## Exercise brief
Pull out every line below that contains the word "Ions".

Start of Exercise materials

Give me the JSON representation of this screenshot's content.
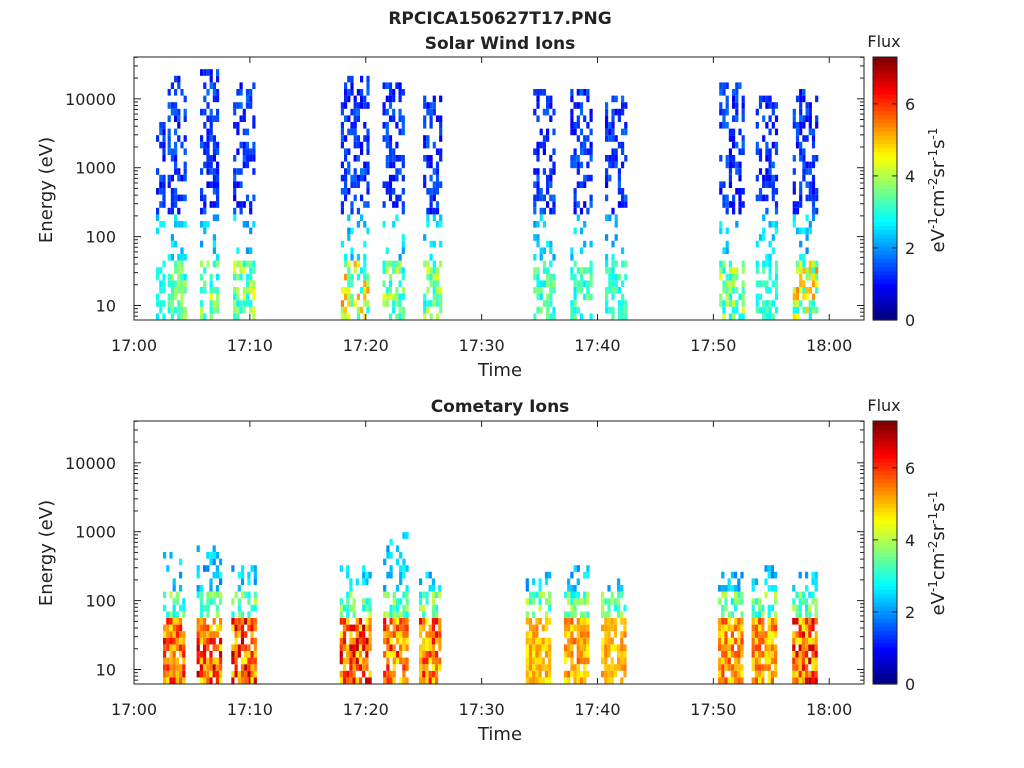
{
  "figure_title": "RPCICA150627T17.PNG",
  "chart_data": [
    {
      "type": "heatmap",
      "title": "Solar Wind Ions",
      "xlabel": "Time",
      "ylabel": "Energy (eV)",
      "y_scale": "log",
      "ylim": [
        6,
        45000
      ],
      "xlim": [
        "17:00",
        "18:03"
      ],
      "x_ticks": [
        "17:00",
        "17:10",
        "17:20",
        "17:30",
        "17:40",
        "17:50",
        "18:00"
      ],
      "y_ticks": [
        "10",
        "100",
        "1000",
        "10000"
      ],
      "colorbar": {
        "title": "Flux",
        "label": "eV-1cm-2sr-1s-1",
        "range": [
          0,
          7.3
        ],
        "ticks": [
          "0",
          "2",
          "4",
          "6"
        ],
        "colormap": "jet"
      },
      "bursts": [
        {
          "center": "17:02.3",
          "width_min": 0.8,
          "emax_ev": 5000,
          "peak_flux": 3.0
        },
        {
          "center": "17:03.7",
          "width_min": 1.6,
          "emax_ev": 25000,
          "peak_flux": 4.0
        },
        {
          "center": "17:06.5",
          "width_min": 1.6,
          "emax_ev": 30000,
          "peak_flux": 5.0
        },
        {
          "center": "17:09.4",
          "width_min": 1.7,
          "emax_ev": 20000,
          "peak_flux": 4.5
        },
        {
          "center": "17:19.0",
          "width_min": 2.3,
          "emax_ev": 25000,
          "peak_flux": 5.5
        },
        {
          "center": "17:22.4",
          "width_min": 1.9,
          "emax_ev": 20000,
          "peak_flux": 4.5
        },
        {
          "center": "17:25.7",
          "width_min": 1.5,
          "emax_ev": 12000,
          "peak_flux": 4.5
        },
        {
          "center": "17:35.4",
          "width_min": 1.9,
          "emax_ev": 15000,
          "peak_flux": 3.8
        },
        {
          "center": "17:38.6",
          "width_min": 1.9,
          "emax_ev": 15000,
          "peak_flux": 3.8
        },
        {
          "center": "17:41.6",
          "width_min": 1.9,
          "emax_ev": 12000,
          "peak_flux": 3.5
        },
        {
          "center": "17:51.5",
          "width_min": 2.0,
          "emax_ev": 20000,
          "peak_flux": 4.5
        },
        {
          "center": "17:54.6",
          "width_min": 1.9,
          "emax_ev": 12000,
          "peak_flux": 3.5
        },
        {
          "center": "17:57.9",
          "width_min": 2.1,
          "emax_ev": 15000,
          "peak_flux": 5.5
        }
      ]
    },
    {
      "type": "heatmap",
      "title": "Cometary Ions",
      "xlabel": "Time",
      "ylabel": "Energy (eV)",
      "y_scale": "log",
      "ylim": [
        6,
        45000
      ],
      "xlim": [
        "17:00",
        "18:03"
      ],
      "x_ticks": [
        "17:00",
        "17:10",
        "17:20",
        "17:30",
        "17:40",
        "17:50",
        "18:00"
      ],
      "y_ticks": [
        "10",
        "100",
        "1000",
        "10000"
      ],
      "colorbar": {
        "title": "Flux",
        "label": "eV-1cm-2sr-1s-1",
        "range": [
          0,
          7.3
        ],
        "ticks": [
          "0",
          "2",
          "4",
          "6"
        ],
        "colormap": "jet"
      },
      "bursts": [
        {
          "center": "17:03.4",
          "width_min": 1.8,
          "emax_ev": 600,
          "peak_flux": 6.5
        },
        {
          "center": "17:06.4",
          "width_min": 2.0,
          "emax_ev": 700,
          "peak_flux": 7.0
        },
        {
          "center": "17:09.4",
          "width_min": 2.0,
          "emax_ev": 400,
          "peak_flux": 7.0
        },
        {
          "center": "17:19.0",
          "width_min": 2.5,
          "emax_ev": 350,
          "peak_flux": 7.0
        },
        {
          "center": "17:22.5",
          "width_min": 2.0,
          "emax_ev": 1000,
          "peak_flux": 6.5
        },
        {
          "center": "17:25.5",
          "width_min": 1.8,
          "emax_ev": 300,
          "peak_flux": 6.5
        },
        {
          "center": "17:34.8",
          "width_min": 2.0,
          "emax_ev": 300,
          "peak_flux": 5.5
        },
        {
          "center": "17:38.2",
          "width_min": 2.2,
          "emax_ev": 400,
          "peak_flux": 5.8
        },
        {
          "center": "17:41.4",
          "width_min": 2.2,
          "emax_ev": 250,
          "peak_flux": 5.5
        },
        {
          "center": "17:51.4",
          "width_min": 2.0,
          "emax_ev": 300,
          "peak_flux": 6.0
        },
        {
          "center": "17:54.4",
          "width_min": 2.2,
          "emax_ev": 350,
          "peak_flux": 6.0
        },
        {
          "center": "17:57.8",
          "width_min": 2.0,
          "emax_ev": 300,
          "peak_flux": 7.0
        }
      ]
    }
  ]
}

End of Exercise materials

## The response
      "title": "Solar Wind Ions",
      "title": "Cometary Ions",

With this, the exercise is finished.